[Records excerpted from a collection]
■ ■ ■ ■ ■ ■ ■
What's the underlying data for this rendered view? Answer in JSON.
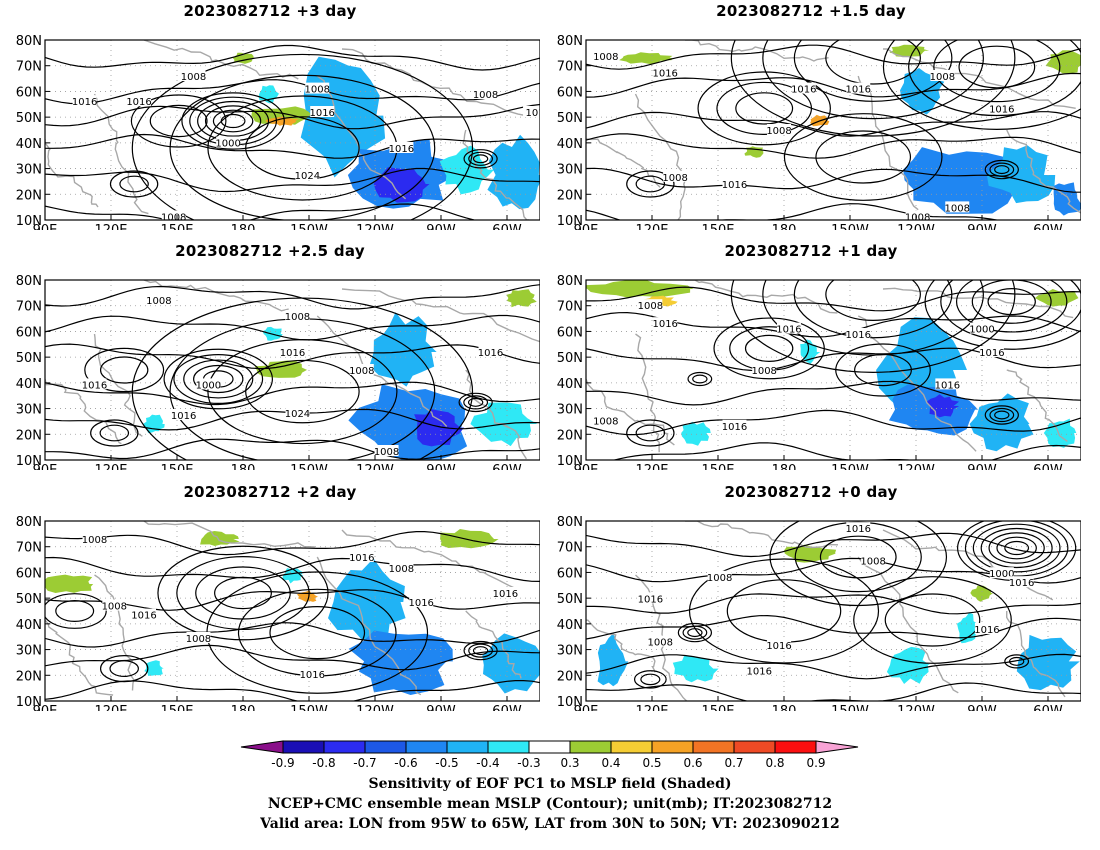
{
  "panels": [
    {
      "title": "2023082712 +3 day",
      "contour_labels": [
        "1008",
        "1016",
        "1008",
        "1008",
        "1016",
        "1000",
        "1016",
        "1024",
        "1016",
        "1008",
        "101"
      ]
    },
    {
      "title": "2023082712 +1.5 day",
      "contour_labels": [
        "1008",
        "1016",
        "1016",
        "1016",
        "1008",
        "1008",
        "1016",
        "1008",
        "1016",
        "1008",
        "1008"
      ]
    },
    {
      "title": "2023082712 +2.5 day",
      "contour_labels": [
        "1008",
        "1008",
        "1016",
        "1016",
        "1000",
        "1016",
        "1024",
        "1008",
        "1016",
        "1008"
      ]
    },
    {
      "title": "2023082712 +1 day",
      "contour_labels": [
        "1008",
        "1016",
        "1016",
        "1016",
        "1008",
        "1000",
        "1016",
        "1016",
        "1008",
        "1016"
      ]
    },
    {
      "title": "2023082712 +2 day",
      "contour_labels": [
        "1008",
        "1016",
        "1008",
        "1008",
        "1016",
        "1008",
        "1016",
        "1016",
        "1016"
      ]
    },
    {
      "title": "2023082712 +0 day",
      "contour_labels": [
        "1016",
        "1008",
        "1008",
        "1016",
        "1008",
        "1016",
        "1016",
        "1000",
        "1016",
        "1016"
      ]
    }
  ],
  "axes": {
    "x_ticks": [
      "90E",
      "120E",
      "150E",
      "180",
      "150W",
      "120W",
      "90W",
      "60W"
    ],
    "y_ticks": [
      "80N",
      "70N",
      "60N",
      "50N",
      "40N",
      "30N",
      "20N",
      "10N"
    ],
    "lon_range": [
      "90E",
      "45W"
    ],
    "lat_range": [
      10,
      80
    ]
  },
  "colorbar": {
    "labels": [
      "-0.9",
      "-0.8",
      "-0.7",
      "-0.6",
      "-0.5",
      "-0.4",
      "-0.3",
      "0.3",
      "0.4",
      "0.5",
      "0.6",
      "0.7",
      "0.8",
      "0.9"
    ],
    "colors": [
      "#8a0f8a",
      "#1a0fb5",
      "#2b2bf0",
      "#1d58e6",
      "#1f86f2",
      "#20b3f5",
      "#2fe8f5",
      "#ffffff",
      "#9ccc34",
      "#f5cd34",
      "#f5a225",
      "#f27424",
      "#ef4a25",
      "#fb0f10",
      "#f8a3d5"
    ]
  },
  "caption": {
    "line1": "Sensitivity of EOF PC1 to MSLP field (Shaded)",
    "line2": "NCEP+CMC ensemble mean MSLP (Contour); unit(mb); IT:2023082712",
    "line3": "Valid area: LON from 95W to 65W, LAT from 30N to 50N; VT: 2023090212"
  },
  "colors": {
    "contour": "#000000",
    "coastline": "#a8a8a8",
    "grid": "#9a9a9a",
    "negative": "#20b3f5",
    "positive": "#9ccc34"
  }
}
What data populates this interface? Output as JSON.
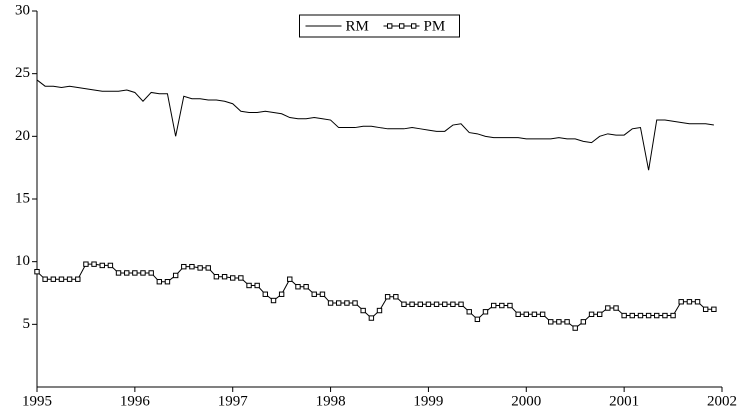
{
  "chart_data": {
    "type": "line",
    "x": [
      1995,
      1995.083,
      1995.167,
      1995.25,
      1995.333,
      1995.417,
      1995.5,
      1995.583,
      1995.667,
      1995.75,
      1995.833,
      1995.917,
      1996,
      1996.083,
      1996.167,
      1996.25,
      1996.333,
      1996.417,
      1996.5,
      1996.583,
      1996.667,
      1996.75,
      1996.833,
      1996.917,
      1997,
      1997.083,
      1997.167,
      1997.25,
      1997.333,
      1997.417,
      1997.5,
      1997.583,
      1997.667,
      1997.75,
      1997.833,
      1997.917,
      1998,
      1998.083,
      1998.167,
      1998.25,
      1998.333,
      1998.417,
      1998.5,
      1998.583,
      1998.667,
      1998.75,
      1998.833,
      1998.917,
      1999,
      1999.083,
      1999.167,
      1999.25,
      1999.333,
      1999.417,
      1999.5,
      1999.583,
      1999.667,
      1999.75,
      1999.833,
      1999.917,
      2000,
      2000.083,
      2000.167,
      2000.25,
      2000.333,
      2000.417,
      2000.5,
      2000.583,
      2000.667,
      2000.75,
      2000.833,
      2000.917,
      2001,
      2001.083,
      2001.167,
      2001.25,
      2001.333,
      2001.417,
      2001.5,
      2001.583,
      2001.667,
      2001.75,
      2001.833,
      2001.917
    ],
    "series": [
      {
        "name": "RM",
        "color": "#000000",
        "marker": "none",
        "values": [
          24.5,
          24.0,
          24.0,
          23.9,
          24.0,
          23.9,
          23.8,
          23.7,
          23.6,
          23.6,
          23.6,
          23.7,
          23.5,
          22.8,
          23.5,
          23.4,
          23.4,
          20.0,
          23.2,
          23.0,
          23.0,
          22.9,
          22.9,
          22.8,
          22.6,
          22.0,
          21.9,
          21.9,
          22.0,
          21.9,
          21.8,
          21.5,
          21.4,
          21.4,
          21.5,
          21.4,
          21.3,
          20.7,
          20.7,
          20.7,
          20.8,
          20.8,
          20.7,
          20.6,
          20.6,
          20.6,
          20.7,
          20.6,
          20.5,
          20.4,
          20.4,
          20.9,
          21.0,
          20.3,
          20.2,
          20.0,
          19.9,
          19.9,
          19.9,
          19.9,
          19.8,
          19.8,
          19.8,
          19.8,
          19.9,
          19.8,
          19.8,
          19.6,
          19.5,
          20.0,
          20.2,
          20.1,
          20.1,
          20.6,
          20.7,
          17.3,
          21.3,
          21.3,
          21.2,
          21.1,
          21.0,
          21.0,
          21.0,
          20.9
        ]
      },
      {
        "name": "PM",
        "color": "#000000",
        "marker": "square",
        "values": [
          9.2,
          8.6,
          8.6,
          8.6,
          8.6,
          8.6,
          9.8,
          9.8,
          9.7,
          9.7,
          9.1,
          9.1,
          9.1,
          9.1,
          9.1,
          8.4,
          8.4,
          8.9,
          9.6,
          9.6,
          9.5,
          9.5,
          8.8,
          8.8,
          8.7,
          8.7,
          8.1,
          8.1,
          7.4,
          6.9,
          7.4,
          8.6,
          8.0,
          8.0,
          7.4,
          7.4,
          6.7,
          6.7,
          6.7,
          6.7,
          6.1,
          5.5,
          6.1,
          7.2,
          7.2,
          6.6,
          6.6,
          6.6,
          6.6,
          6.6,
          6.6,
          6.6,
          6.6,
          6.0,
          5.4,
          6.0,
          6.5,
          6.5,
          6.5,
          5.8,
          5.8,
          5.8,
          5.8,
          5.2,
          5.2,
          5.2,
          4.7,
          5.2,
          5.8,
          5.8,
          6.3,
          6.3,
          5.7,
          5.7,
          5.7,
          5.7,
          5.7,
          5.7,
          5.7,
          6.8,
          6.8,
          6.8,
          6.2,
          6.2
        ]
      }
    ],
    "xlim": [
      1995,
      2002
    ],
    "xticks": [
      1995,
      1996,
      1997,
      1998,
      1999,
      2000,
      2001,
      2002
    ],
    "ylim": [
      0,
      30
    ],
    "yticks": [
      5,
      10,
      15,
      20,
      25,
      30
    ],
    "grid": false,
    "legend": "upper center"
  }
}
■ ■ ■ ■ ■ ■ ■
__Exercise instructions__.
Where a line above contains the word "JSON", copy that line.

__Task response__.
What's the underlying data for this rendered view? Answer in JSON.
What data populates this interface? Output as JSON.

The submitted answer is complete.